### What you are asked to do
Sort through the data and copy the lines holding the word "полеты".

* * * * * * *

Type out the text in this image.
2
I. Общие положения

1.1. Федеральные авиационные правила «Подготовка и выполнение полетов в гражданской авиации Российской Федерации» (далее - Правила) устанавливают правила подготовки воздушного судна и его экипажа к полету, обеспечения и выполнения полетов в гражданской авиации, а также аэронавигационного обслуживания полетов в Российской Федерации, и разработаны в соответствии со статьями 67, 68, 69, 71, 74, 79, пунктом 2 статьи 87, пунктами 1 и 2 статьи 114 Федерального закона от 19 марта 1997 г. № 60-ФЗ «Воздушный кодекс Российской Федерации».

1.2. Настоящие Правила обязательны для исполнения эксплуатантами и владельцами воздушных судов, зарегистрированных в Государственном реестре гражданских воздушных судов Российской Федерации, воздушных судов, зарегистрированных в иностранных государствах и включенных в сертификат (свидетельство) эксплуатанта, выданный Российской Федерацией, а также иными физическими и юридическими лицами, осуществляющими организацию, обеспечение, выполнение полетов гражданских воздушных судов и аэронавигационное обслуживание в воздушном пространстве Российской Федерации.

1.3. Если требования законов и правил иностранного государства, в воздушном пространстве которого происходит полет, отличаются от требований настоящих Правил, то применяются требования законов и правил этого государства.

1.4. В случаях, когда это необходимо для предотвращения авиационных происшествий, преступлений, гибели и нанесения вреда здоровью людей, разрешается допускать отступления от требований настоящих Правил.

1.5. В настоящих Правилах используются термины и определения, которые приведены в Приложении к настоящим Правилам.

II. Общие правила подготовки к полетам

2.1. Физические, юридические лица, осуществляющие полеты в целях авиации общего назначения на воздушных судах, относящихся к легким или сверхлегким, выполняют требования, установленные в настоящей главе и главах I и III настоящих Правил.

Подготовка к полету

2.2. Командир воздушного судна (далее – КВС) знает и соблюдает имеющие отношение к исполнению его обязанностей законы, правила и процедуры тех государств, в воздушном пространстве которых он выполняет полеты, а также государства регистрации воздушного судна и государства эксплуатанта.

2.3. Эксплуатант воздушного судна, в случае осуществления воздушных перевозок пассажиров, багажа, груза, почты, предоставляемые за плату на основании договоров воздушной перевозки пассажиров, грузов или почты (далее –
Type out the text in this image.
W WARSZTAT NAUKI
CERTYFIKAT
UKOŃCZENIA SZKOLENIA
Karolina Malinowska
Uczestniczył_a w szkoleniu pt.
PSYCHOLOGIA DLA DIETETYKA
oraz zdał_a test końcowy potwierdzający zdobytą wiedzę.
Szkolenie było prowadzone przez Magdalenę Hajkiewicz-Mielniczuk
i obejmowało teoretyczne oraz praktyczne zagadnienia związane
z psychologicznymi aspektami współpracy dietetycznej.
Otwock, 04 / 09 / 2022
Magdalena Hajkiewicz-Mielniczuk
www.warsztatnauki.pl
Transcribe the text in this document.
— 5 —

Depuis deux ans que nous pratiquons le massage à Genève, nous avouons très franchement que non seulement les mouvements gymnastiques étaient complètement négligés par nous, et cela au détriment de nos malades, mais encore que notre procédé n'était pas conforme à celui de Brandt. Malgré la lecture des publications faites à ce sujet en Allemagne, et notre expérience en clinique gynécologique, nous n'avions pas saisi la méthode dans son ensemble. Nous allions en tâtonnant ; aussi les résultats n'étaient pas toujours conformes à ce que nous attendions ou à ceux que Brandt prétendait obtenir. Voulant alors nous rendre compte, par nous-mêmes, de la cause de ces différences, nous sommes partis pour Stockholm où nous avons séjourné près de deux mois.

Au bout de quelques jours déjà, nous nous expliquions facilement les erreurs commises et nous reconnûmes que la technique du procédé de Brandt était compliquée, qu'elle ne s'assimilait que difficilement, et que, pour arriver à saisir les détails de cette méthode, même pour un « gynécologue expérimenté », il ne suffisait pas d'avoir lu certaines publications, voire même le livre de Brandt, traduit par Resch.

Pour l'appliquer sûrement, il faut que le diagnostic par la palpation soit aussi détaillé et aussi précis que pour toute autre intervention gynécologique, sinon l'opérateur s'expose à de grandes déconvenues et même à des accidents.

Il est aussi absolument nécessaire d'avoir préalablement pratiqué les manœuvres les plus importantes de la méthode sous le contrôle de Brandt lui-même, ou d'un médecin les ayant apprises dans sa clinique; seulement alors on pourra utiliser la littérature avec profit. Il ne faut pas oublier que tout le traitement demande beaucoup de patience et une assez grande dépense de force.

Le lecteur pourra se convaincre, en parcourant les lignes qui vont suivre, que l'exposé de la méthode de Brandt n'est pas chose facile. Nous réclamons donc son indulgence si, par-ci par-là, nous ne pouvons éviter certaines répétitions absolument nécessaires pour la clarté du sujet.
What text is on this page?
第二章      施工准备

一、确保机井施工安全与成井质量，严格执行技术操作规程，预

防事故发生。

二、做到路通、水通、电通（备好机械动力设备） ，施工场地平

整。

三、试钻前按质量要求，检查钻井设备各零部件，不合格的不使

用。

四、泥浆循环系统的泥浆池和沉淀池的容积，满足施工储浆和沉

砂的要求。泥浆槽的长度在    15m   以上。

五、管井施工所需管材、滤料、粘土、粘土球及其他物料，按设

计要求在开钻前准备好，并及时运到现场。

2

* * * * * * *

### Exercise answer
2.1. Физические, юридические лица, осуществляющие полеты в целях авиации общего назначения на воздушных судах, относящихся к легким или сверхлегким, выполняют требования, установленные в настоящей главе и главах I и III настоящих Правил.
2.2. Командир воздушного судна (далее – КВС) знает и соблюдает имеющие отношение к исполнению его обязанностей законы, правила и процедуры тех государств, в воздушном пространстве которых он выполняет полеты, а также государства регистрации воздушного судна и государства эксплуатанта.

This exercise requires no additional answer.